Work to be completed: Search the listing for the string "Average" and copy every line that contains it.
□ □ □ □ □
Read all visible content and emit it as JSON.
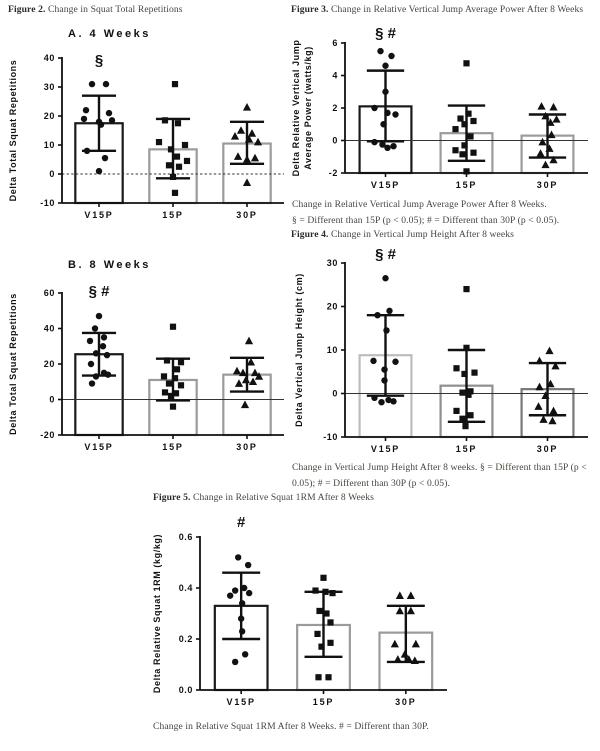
{
  "captions": {
    "fig2": {
      "label": "Figure 2.",
      "text": " Change in Squat Total Repetitions"
    },
    "fig3": {
      "label": "Figure 3.",
      "text": " Change in Relative Vertical Jump Average Power After 8 Weeks"
    },
    "fig4": {
      "label": "Figure 4.",
      "text": " Change in Vertical Jump Height After 8 weeks"
    },
    "fig5": {
      "label": "Figure 5.",
      "text": " Change in Relative Squat 1RM After 8 Weeks"
    }
  },
  "footnotes": {
    "fig3_line1": "Change in Relative Vertical Jump Average Power After 8 Weeks.",
    "fig3_line2": "§ = Different than 15P (p < 0.05); # = Different than 30P (p < 0.05).",
    "fig4": "Change in Vertical Jump Height After 8 weeks. § = Different than 15P (p < 0.05); # = Different than 30P (p < 0.05).",
    "fig5": "Change in Relative Squat 1RM After 8 Weeks. # = Different than 30P."
  },
  "chart_data": [
    {
      "id": "fig2a",
      "type": "bar",
      "title": "A. 4 Weeks",
      "ylabel_lines": [
        "Delta Total Squat Repetitions"
      ],
      "ylim": [
        -10,
        40
      ],
      "yticks": [
        -10,
        0,
        10,
        20,
        30,
        40
      ],
      "ytick_labels": [
        "-10",
        "0",
        "10",
        "20",
        "30",
        "40"
      ],
      "categories": [
        "V15P",
        "15P",
        "30P"
      ],
      "sig": "§",
      "sig_dy": 7,
      "zero_line": "dotted",
      "groups": [
        {
          "name": "V15P",
          "marker": "circle",
          "bar_color": "#1a1a1a",
          "mean": 17.5,
          "err_hi": 27,
          "err_lo": 8,
          "points": [
            [
              31,
              -7
            ],
            [
              31,
              7
            ],
            [
              22,
              -13
            ],
            [
              21,
              10
            ],
            [
              19,
              -15
            ],
            [
              18.5,
              13
            ],
            [
              18,
              0
            ],
            [
              17,
              2
            ],
            [
              8,
              -12
            ],
            [
              5.5,
              6
            ],
            [
              1,
              0
            ]
          ]
        },
        {
          "name": "15P",
          "marker": "square",
          "bar_color": "#9b9b9b",
          "mean": 8.5,
          "err_hi": 19,
          "err_lo": -1.5,
          "points": [
            [
              31,
              2
            ],
            [
              18.5,
              -8
            ],
            [
              17.5,
              5
            ],
            [
              11,
              -14
            ],
            [
              10,
              12
            ],
            [
              8.5,
              -2
            ],
            [
              6,
              4
            ],
            [
              4.5,
              14
            ],
            [
              3,
              -4
            ],
            [
              2.5,
              6
            ],
            [
              -1,
              0
            ],
            [
              -6.5,
              2
            ]
          ]
        },
        {
          "name": "30P",
          "marker": "triangle",
          "bar_color": "#9b9b9b",
          "mean": 10.5,
          "err_hi": 18,
          "err_lo": 3.5,
          "points": [
            [
              23,
              0
            ],
            [
              15,
              -6
            ],
            [
              14,
              5
            ],
            [
              13,
              -12
            ],
            [
              12,
              2
            ],
            [
              11,
              11
            ],
            [
              6,
              -9
            ],
            [
              5.5,
              8
            ],
            [
              5,
              0
            ],
            [
              -3,
              0
            ]
          ]
        }
      ]
    },
    {
      "id": "fig2b",
      "type": "bar",
      "title": "B. 8 Weeks",
      "ylabel_lines": [
        "Delta Total Squat Repetitions"
      ],
      "ylim": [
        -20,
        60
      ],
      "yticks": [
        -20,
        0,
        20,
        40,
        60
      ],
      "ytick_labels": [
        "-20",
        "0",
        "20",
        "40",
        "60"
      ],
      "categories": [
        "V15P",
        "15P",
        "30P"
      ],
      "sig": "§ #",
      "sig_dy": 3,
      "zero_line": "solid",
      "groups": [
        {
          "name": "V15P",
          "marker": "circle",
          "bar_color": "#1a1a1a",
          "mean": 25.5,
          "err_hi": 37.5,
          "err_lo": 13.5,
          "points": [
            [
              47,
              0
            ],
            [
              40,
              -4
            ],
            [
              35,
              5
            ],
            [
              33,
              -9
            ],
            [
              30,
              4
            ],
            [
              26,
              -3
            ],
            [
              25,
              8
            ],
            [
              20,
              -8
            ],
            [
              15,
              5
            ],
            [
              14,
              9
            ],
            [
              13,
              -3
            ],
            [
              9,
              -7
            ]
          ]
        },
        {
          "name": "15P",
          "marker": "square",
          "bar_color": "#9b9b9b",
          "mean": 11,
          "err_hi": 23,
          "err_lo": -0.5,
          "points": [
            [
              41,
              0
            ],
            [
              22,
              -6
            ],
            [
              21,
              8
            ],
            [
              17,
              4
            ],
            [
              13,
              -9
            ],
            [
              12,
              2
            ],
            [
              9,
              -4
            ],
            [
              8,
              8
            ],
            [
              4,
              -8
            ],
            [
              3.5,
              3
            ],
            [
              2,
              -2
            ],
            [
              -4,
              0
            ]
          ]
        },
        {
          "name": "30P",
          "marker": "triangle",
          "bar_color": "#9b9b9b",
          "mean": 14,
          "err_hi": 23.5,
          "err_lo": 4.5,
          "points": [
            [
              33,
              2
            ],
            [
              21,
              4
            ],
            [
              16,
              -10
            ],
            [
              15,
              -4
            ],
            [
              15,
              8
            ],
            [
              13,
              12
            ],
            [
              11,
              -1
            ],
            [
              10,
              6
            ],
            [
              9,
              -8
            ],
            [
              -3,
              -2
            ]
          ]
        }
      ]
    },
    {
      "id": "fig3",
      "type": "bar",
      "title": "",
      "ylabel_lines": [
        "Delta Relative Vertical Jump",
        "Average Power (watts/kg)"
      ],
      "ylim": [
        -2,
        6
      ],
      "yticks": [
        -2,
        0,
        2,
        4,
        6
      ],
      "ytick_labels": [
        "-2",
        "0",
        "2",
        "4",
        "6"
      ],
      "categories": [
        "V15P",
        "15P",
        "30P"
      ],
      "sig": "§ #",
      "sig_dy": -5,
      "zero_line": "solid",
      "groups": [
        {
          "name": "V15P",
          "marker": "circle",
          "bar_color": "#1a1a1a",
          "mean": 2.1,
          "err_hi": 4.3,
          "err_lo": -0.05,
          "points": [
            [
              5.5,
              -5
            ],
            [
              5.2,
              6
            ],
            [
              4.6,
              0
            ],
            [
              3,
              0
            ],
            [
              2,
              -11
            ],
            [
              1.7,
              2
            ],
            [
              1.6,
              10
            ],
            [
              1,
              -2
            ],
            [
              -0.1,
              -11
            ],
            [
              -0.25,
              -3
            ],
            [
              -0.35,
              8
            ],
            [
              -0.45,
              2
            ]
          ]
        },
        {
          "name": "15P",
          "marker": "square",
          "bar_color": "#9b9b9b",
          "mean": 0.45,
          "err_hi": 2.15,
          "err_lo": -1.25,
          "points": [
            [
              4.75,
              0
            ],
            [
              1.65,
              2
            ],
            [
              1.35,
              -6
            ],
            [
              1.2,
              7
            ],
            [
              1,
              -2
            ],
            [
              0.7,
              -11
            ],
            [
              0.25,
              4
            ],
            [
              -0.3,
              -2
            ],
            [
              -0.6,
              -11
            ],
            [
              -0.75,
              7
            ],
            [
              -0.85,
              -4
            ],
            [
              -1.9,
              0
            ]
          ]
        },
        {
          "name": "30P",
          "marker": "triangle",
          "bar_color": "#9b9b9b",
          "mean": 0.3,
          "err_hi": 1.6,
          "err_lo": -1.05,
          "points": [
            [
              2.1,
              -6
            ],
            [
              2.05,
              6
            ],
            [
              1.5,
              -2
            ],
            [
              1.3,
              9
            ],
            [
              1.1,
              3
            ],
            [
              0.35,
              4
            ],
            [
              -0.1,
              -5
            ],
            [
              -0.5,
              2
            ],
            [
              -0.8,
              -7
            ],
            [
              -1.2,
              6
            ],
            [
              -1.5,
              -2
            ]
          ]
        }
      ]
    },
    {
      "id": "fig4",
      "type": "bar",
      "title": "",
      "ylabel_lines": [
        "Delta Vertical Jump Height (cm)"
      ],
      "ylim": [
        -10,
        30
      ],
      "yticks": [
        -10,
        0,
        10,
        20,
        30
      ],
      "ytick_labels": [
        "-10",
        "0",
        "10",
        "20",
        "30"
      ],
      "categories": [
        "V15P",
        "15P",
        "30P"
      ],
      "sig": "§ #",
      "sig_dy": -4,
      "zero_line": "solid",
      "groups": [
        {
          "name": "V15P",
          "marker": "circle",
          "bar_color": "#bdbdbd",
          "mean": 8.8,
          "err_hi": 18,
          "err_lo": -0.5,
          "points": [
            [
              26.5,
              0
            ],
            [
              19,
              4
            ],
            [
              18,
              -8
            ],
            [
              14.5,
              1
            ],
            [
              7.5,
              -12
            ],
            [
              7.3,
              10
            ],
            [
              5.5,
              -1
            ],
            [
              3,
              -1
            ],
            [
              -1,
              -11
            ],
            [
              -1.5,
              3
            ],
            [
              -2,
              -4
            ],
            [
              -1.8,
              8
            ]
          ]
        },
        {
          "name": "15P",
          "marker": "square",
          "bar_color": "#8f8f8f",
          "mean": 1.8,
          "err_hi": 10,
          "err_lo": -6.5,
          "points": [
            [
              24,
              0
            ],
            [
              10.5,
              0
            ],
            [
              5.8,
              -10
            ],
            [
              4.8,
              8
            ],
            [
              4.5,
              -2
            ],
            [
              0.5,
              4
            ],
            [
              0.2,
              -4
            ],
            [
              -0.3,
              2
            ],
            [
              -4,
              -10
            ],
            [
              -5,
              4
            ],
            [
              -5.8,
              -4
            ],
            [
              -7.5,
              -1
            ]
          ]
        },
        {
          "name": "30P",
          "marker": "triangle",
          "bar_color": "#777777",
          "mean": 1,
          "err_hi": 7,
          "err_lo": -5,
          "points": [
            [
              9.8,
              2
            ],
            [
              7.5,
              -8
            ],
            [
              6.3,
              8
            ],
            [
              2.2,
              3
            ],
            [
              1.5,
              -8
            ],
            [
              -0.5,
              -2
            ],
            [
              -3,
              -9
            ],
            [
              -4,
              6
            ],
            [
              -6,
              -4
            ],
            [
              -6.3,
              5
            ]
          ]
        }
      ]
    },
    {
      "id": "fig5",
      "type": "bar",
      "title": "",
      "ylabel_lines": [
        "Delta Relative Squat 1RM (kg/kg)"
      ],
      "ylim": [
        0,
        0.6
      ],
      "yticks": [
        0,
        0.2,
        0.4,
        0.6
      ],
      "ytick_labels": [
        "0.0",
        "0.2",
        "0.4",
        "0.6"
      ],
      "categories": [
        "V15P",
        "15P",
        "30P"
      ],
      "sig": "#",
      "sig_dy": -10,
      "zero_line": "none",
      "groups": [
        {
          "name": "V15P",
          "marker": "circle",
          "bar_color": "#1a1a1a",
          "mean": 0.33,
          "err_hi": 0.46,
          "err_lo": 0.2,
          "points": [
            [
              0.52,
              -3
            ],
            [
              0.49,
              7
            ],
            [
              0.4,
              3
            ],
            [
              0.39,
              -6
            ],
            [
              0.38,
              8
            ],
            [
              0.37,
              -11
            ],
            [
              0.34,
              1
            ],
            [
              0.28,
              0
            ],
            [
              0.23,
              1
            ],
            [
              0.14,
              4
            ],
            [
              0.11,
              -6
            ]
          ]
        },
        {
          "name": "15P",
          "marker": "square",
          "bar_color": "#9b9b9b",
          "mean": 0.255,
          "err_hi": 0.385,
          "err_lo": 0.13,
          "points": [
            [
              0.44,
              0
            ],
            [
              0.39,
              -8
            ],
            [
              0.385,
              2
            ],
            [
              0.38,
              9
            ],
            [
              0.31,
              -4
            ],
            [
              0.3,
              3
            ],
            [
              0.265,
              7
            ],
            [
              0.22,
              -6
            ],
            [
              0.185,
              7
            ],
            [
              0.17,
              -2
            ],
            [
              0.05,
              -5
            ],
            [
              0.05,
              5
            ]
          ]
        },
        {
          "name": "30P",
          "marker": "triangle",
          "bar_color": "#9b9b9b",
          "mean": 0.225,
          "err_hi": 0.33,
          "err_lo": 0.11,
          "points": [
            [
              0.37,
              -6
            ],
            [
              0.37,
              5
            ],
            [
              0.31,
              -6
            ],
            [
              0.31,
              5
            ],
            [
              0.18,
              -11
            ],
            [
              0.18,
              10
            ],
            [
              0.14,
              -1
            ],
            [
              0.12,
              -8
            ],
            [
              0.12,
              3
            ],
            [
              0.115,
              9
            ]
          ]
        }
      ]
    }
  ]
}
□ □ □ □ □
Solution for this exercise:
      "text": " Change in Relative Vertical Jump Average Power After 8 Weeks"
    "fig3_line1": "Change in Relative Vertical Jump Average Power After 8 Weeks.",
        "Average Power (watts/kg)"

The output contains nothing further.